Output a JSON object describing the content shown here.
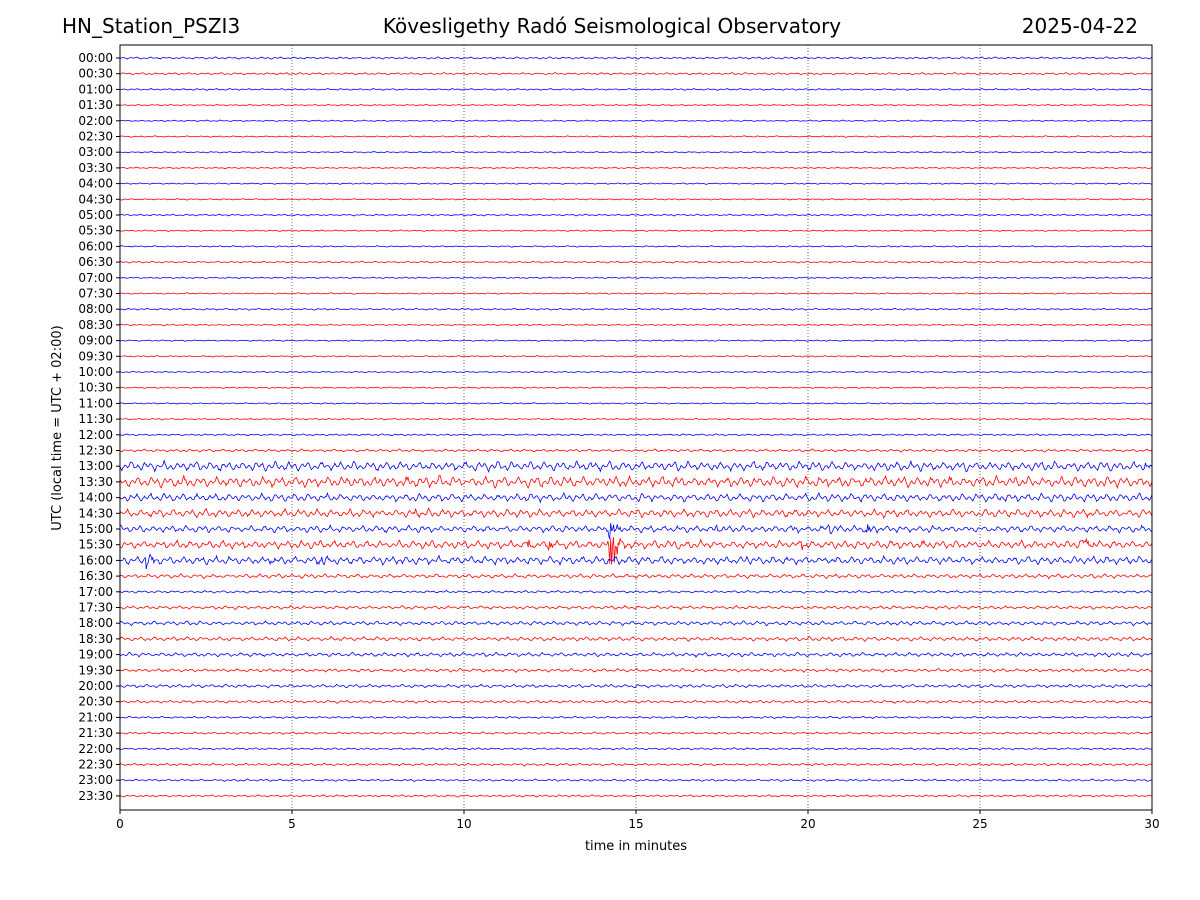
{
  "header": {
    "station": "HN_Station_PSZI3",
    "observatory": "Kövesligethy Radó Seismological Observatory",
    "date": "2025-04-22"
  },
  "chart_data": {
    "type": "line",
    "title": "Kövesligethy Radó Seismological Observatory",
    "xlabel": "time in minutes",
    "ylabel": "UTC (local time = UTC + 02:00)",
    "xlim": [
      0,
      30
    ],
    "xticks": [
      0,
      5,
      10,
      15,
      20,
      25,
      30
    ],
    "grid": "vertical dotted lines at 5-minute ticks",
    "trace_colors": [
      "#0000ff",
      "#ff0000"
    ],
    "rows": [
      {
        "label": "00:00",
        "color": "#0000ff",
        "level": 0.3
      },
      {
        "label": "00:30",
        "color": "#ff0000",
        "level": 0.3
      },
      {
        "label": "01:00",
        "color": "#0000ff",
        "level": 0.25
      },
      {
        "label": "01:30",
        "color": "#ff0000",
        "level": 0.2
      },
      {
        "label": "02:00",
        "color": "#0000ff",
        "level": 0.2
      },
      {
        "label": "02:30",
        "color": "#ff0000",
        "level": 0.2
      },
      {
        "label": "03:00",
        "color": "#0000ff",
        "level": 0.2
      },
      {
        "label": "03:30",
        "color": "#ff0000",
        "level": 0.2
      },
      {
        "label": "04:00",
        "color": "#0000ff",
        "level": 0.2
      },
      {
        "label": "04:30",
        "color": "#ff0000",
        "level": 0.2
      },
      {
        "label": "05:00",
        "color": "#0000ff",
        "level": 0.25
      },
      {
        "label": "05:30",
        "color": "#ff0000",
        "level": 0.2
      },
      {
        "label": "06:00",
        "color": "#0000ff",
        "level": 0.2
      },
      {
        "label": "06:30",
        "color": "#ff0000",
        "level": 0.25
      },
      {
        "label": "07:00",
        "color": "#0000ff",
        "level": 0.2
      },
      {
        "label": "07:30",
        "color": "#ff0000",
        "level": 0.2
      },
      {
        "label": "08:00",
        "color": "#0000ff",
        "level": 0.25
      },
      {
        "label": "08:30",
        "color": "#ff0000",
        "level": 0.2
      },
      {
        "label": "09:00",
        "color": "#0000ff",
        "level": 0.2
      },
      {
        "label": "09:30",
        "color": "#ff0000",
        "level": 0.2
      },
      {
        "label": "10:00",
        "color": "#0000ff",
        "level": 0.2
      },
      {
        "label": "10:30",
        "color": "#ff0000",
        "level": 0.2
      },
      {
        "label": "11:00",
        "color": "#0000ff",
        "level": 0.2
      },
      {
        "label": "11:30",
        "color": "#ff0000",
        "level": 0.2
      },
      {
        "label": "12:00",
        "color": "#0000ff",
        "level": 0.25
      },
      {
        "label": "12:30",
        "color": "#ff0000",
        "level": 0.4
      },
      {
        "label": "13:00",
        "color": "#0000ff",
        "level": 1.4
      },
      {
        "label": "13:30",
        "color": "#ff0000",
        "level": 1.6
      },
      {
        "label": "14:00",
        "color": "#0000ff",
        "level": 1.2
      },
      {
        "label": "14:30",
        "color": "#ff0000",
        "level": 1.2
      },
      {
        "label": "15:00",
        "color": "#0000ff",
        "level": 1.0
      },
      {
        "label": "15:30",
        "color": "#ff0000",
        "level": 1.2
      },
      {
        "label": "16:00",
        "color": "#0000ff",
        "level": 1.2
      },
      {
        "label": "16:30",
        "color": "#ff0000",
        "level": 0.6
      },
      {
        "label": "17:00",
        "color": "#0000ff",
        "level": 0.35
      },
      {
        "label": "17:30",
        "color": "#ff0000",
        "level": 0.5
      },
      {
        "label": "18:00",
        "color": "#0000ff",
        "level": 0.6
      },
      {
        "label": "18:30",
        "color": "#ff0000",
        "level": 0.6
      },
      {
        "label": "19:00",
        "color": "#0000ff",
        "level": 0.6
      },
      {
        "label": "19:30",
        "color": "#ff0000",
        "level": 0.5
      },
      {
        "label": "20:00",
        "color": "#0000ff",
        "level": 0.5
      },
      {
        "label": "20:30",
        "color": "#ff0000",
        "level": 0.4
      },
      {
        "label": "21:00",
        "color": "#0000ff",
        "level": 0.3
      },
      {
        "label": "21:30",
        "color": "#ff0000",
        "level": 0.3
      },
      {
        "label": "22:00",
        "color": "#0000ff",
        "level": 0.3
      },
      {
        "label": "22:30",
        "color": "#ff0000",
        "level": 0.35
      },
      {
        "label": "23:00",
        "color": "#0000ff",
        "level": 0.3
      },
      {
        "label": "23:30",
        "color": "#ff0000",
        "level": 0.3
      }
    ],
    "events": [
      {
        "row": "15:30",
        "minute": 14.25,
        "amplitude": 9.0
      },
      {
        "row": "15:00",
        "minute": 14.2,
        "amplitude": 3.5
      },
      {
        "row": "15:30",
        "minute": 11.85,
        "amplitude": 1.5
      },
      {
        "row": "15:30",
        "minute": 12.45,
        "amplitude": 1.2
      },
      {
        "row": "15:30",
        "minute": 16.15,
        "amplitude": 1.5
      },
      {
        "row": "15:30",
        "minute": 19.8,
        "amplitude": 1.3
      },
      {
        "row": "15:30",
        "minute": 23.3,
        "amplitude": 0.8
      },
      {
        "row": "15:30",
        "minute": 27.95,
        "amplitude": 2.5
      },
      {
        "row": "15:00",
        "minute": 17.3,
        "amplitude": 1.0
      },
      {
        "row": "15:00",
        "minute": 19.5,
        "amplitude": 0.8
      },
      {
        "row": "15:00",
        "minute": 20.55,
        "amplitude": 1.5
      },
      {
        "row": "15:00",
        "minute": 21.7,
        "amplitude": 1.2
      },
      {
        "row": "16:00",
        "minute": 0.75,
        "amplitude": 2.0
      },
      {
        "row": "16:00",
        "minute": 5.85,
        "amplitude": 1.2
      },
      {
        "row": "16:00",
        "minute": 4.35,
        "amplitude": 0.9
      },
      {
        "row": "16:00",
        "minute": 18.2,
        "amplitude": 0.8
      },
      {
        "row": "16:00",
        "minute": 20.5,
        "amplitude": 0.8
      },
      {
        "row": "13:30",
        "minute": 1.6,
        "amplitude": 1.0
      },
      {
        "row": "14:30",
        "minute": 8.6,
        "amplitude": 0.8
      },
      {
        "row": "13:00",
        "minute": 29.8,
        "amplitude": 1.0
      }
    ]
  }
}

^^^^

In the material above, find each line that contains the word "Observatory", and select it.

The response.
    "observatory": "Kövesligethy Radó Seismological Observatory",
    "title": "Kövesligethy Radó Seismological Observatory",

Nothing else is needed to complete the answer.